◆ Request
Type out the data exactly as given. Skip any image.

◆ Stored rows
★ ★ ★ ★ ★

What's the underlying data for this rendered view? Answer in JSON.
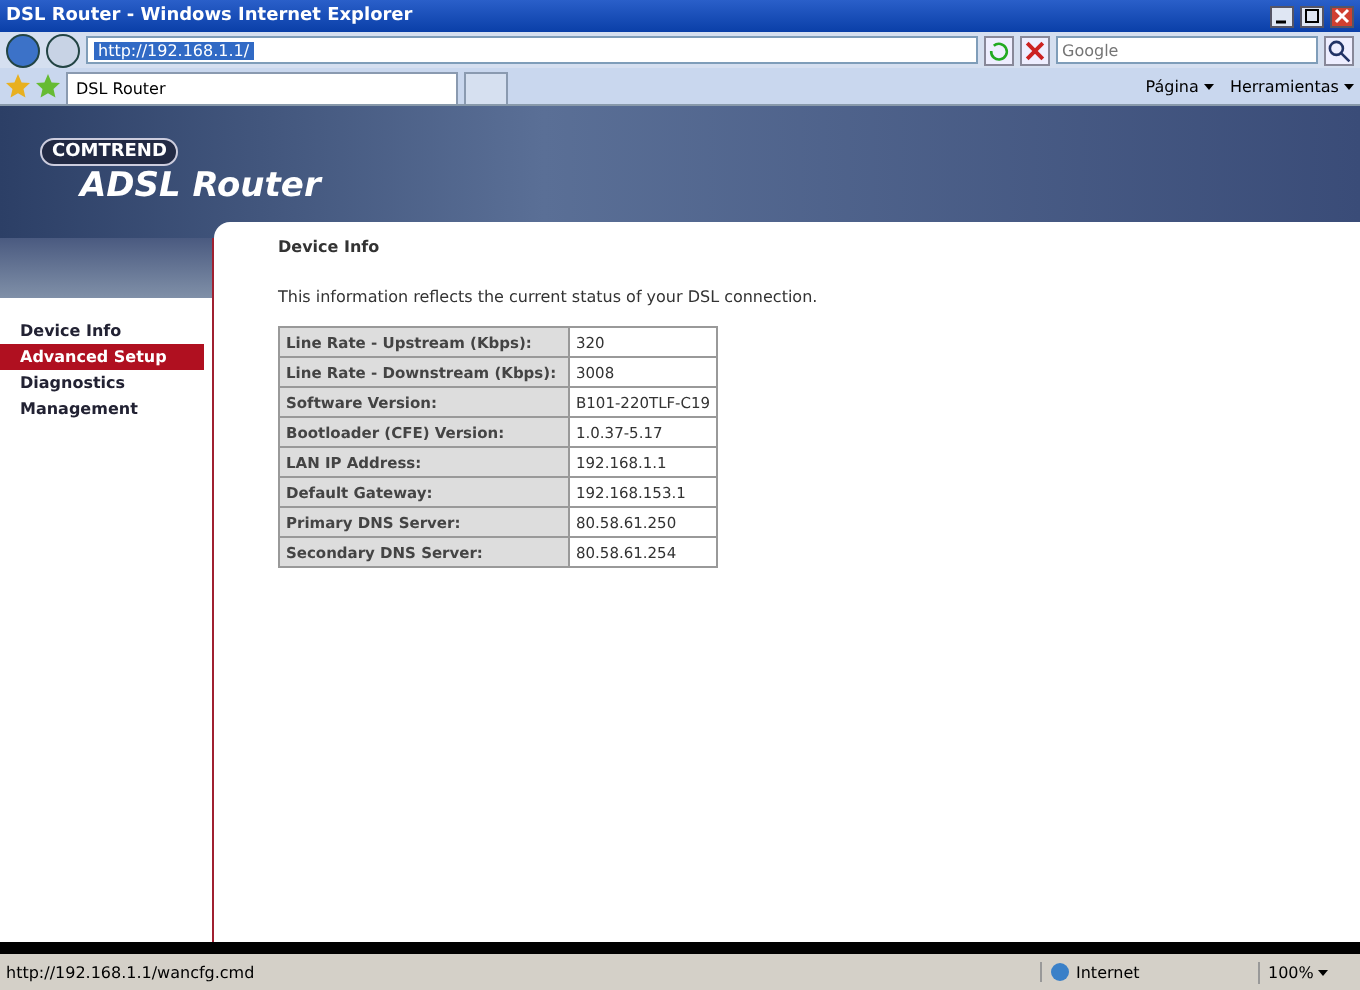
{
  "window": {
    "title": "DSL Router - Windows Internet Explorer"
  },
  "address_bar": {
    "url": "http://192.168.1.1/"
  },
  "search": {
    "placeholder": "Google"
  },
  "tabs": [
    {
      "label": "DSL Router",
      "selected": true
    }
  ],
  "command_bar": [
    "Página",
    "Herramientas"
  ],
  "banner": {
    "brand": "COMTREND",
    "product": "ADSL Router"
  },
  "sidebar": {
    "items": [
      {
        "label": "Device Info",
        "selected": false
      },
      {
        "label": "Advanced Setup",
        "selected": true
      },
      {
        "label": "Diagnostics",
        "selected": false
      },
      {
        "label": "Management",
        "selected": false
      }
    ]
  },
  "content": {
    "heading": "Device Info",
    "description": "This information reflects the current status of your DSL connection.",
    "rows": [
      {
        "label": "Line Rate - Upstream (Kbps):",
        "value": "320"
      },
      {
        "label": "Line Rate - Downstream (Kbps):",
        "value": "3008"
      },
      {
        "label": "Software Version:",
        "value": "B101-220TLF-C19"
      },
      {
        "label": "Bootloader (CFE) Version:",
        "value": "1.0.37-5.17"
      },
      {
        "label": "LAN IP Address:",
        "value": "192.168.1.1"
      },
      {
        "label": "Default Gateway:",
        "value": "192.168.153.1"
      },
      {
        "label": "Primary DNS Server:",
        "value": "80.58.61.250"
      },
      {
        "label": "Secondary DNS Server:",
        "value": "80.58.61.254"
      }
    ]
  },
  "status_bar": {
    "url": "http://192.168.1.1/wancfg.cmd",
    "zone": "Internet",
    "zoom": "100%"
  }
}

★ ★ ★ ★ ★

◆ Exercise answer
What's the underlying data for this rendered view? Answer in JSON.
{
  "window": {
    "title": "DSL Router - Windows Internet Explorer"
  },
  "address_bar": {
    "url": "http://192.168.1.1/"
  },
  "search": {
    "placeholder": "Google"
  },
  "tabs": [
    {
      "label": "DSL Router",
      "selected": true
    }
  ],
  "command_bar": [
    "Página",
    "Herramientas"
  ],
  "banner": {
    "brand": "COMTREND",
    "product": "ADSL Router"
  },
  "sidebar": {
    "items": [
      {
        "label": "Device Info",
        "selected": false
      },
      {
        "label": "Advanced Setup",
        "selected": true
      },
      {
        "label": "Diagnostics",
        "selected": false
      },
      {
        "label": "Management",
        "selected": false
      }
    ]
  },
  "content": {
    "heading": "Device Info",
    "description": "This information reflects the current status of your DSL connection.",
    "rows": [
      {
        "label": "Line Rate - Upstream (Kbps):",
        "value": "320"
      },
      {
        "label": "Line Rate - Downstream (Kbps):",
        "value": "3008"
      },
      {
        "label": "Software Version:",
        "value": "B101-220TLF-C19"
      },
      {
        "label": "Bootloader (CFE) Version:",
        "value": "1.0.37-5.17"
      },
      {
        "label": "LAN IP Address:",
        "value": "192.168.1.1"
      },
      {
        "label": "Default Gateway:",
        "value": "192.168.153.1"
      },
      {
        "label": "Primary DNS Server:",
        "value": "80.58.61.250"
      },
      {
        "label": "Secondary DNS Server:",
        "value": "80.58.61.254"
      }
    ]
  },
  "status_bar": {
    "url": "http://192.168.1.1/wancfg.cmd",
    "zone": "Internet",
    "zoom": "100%"
  }
}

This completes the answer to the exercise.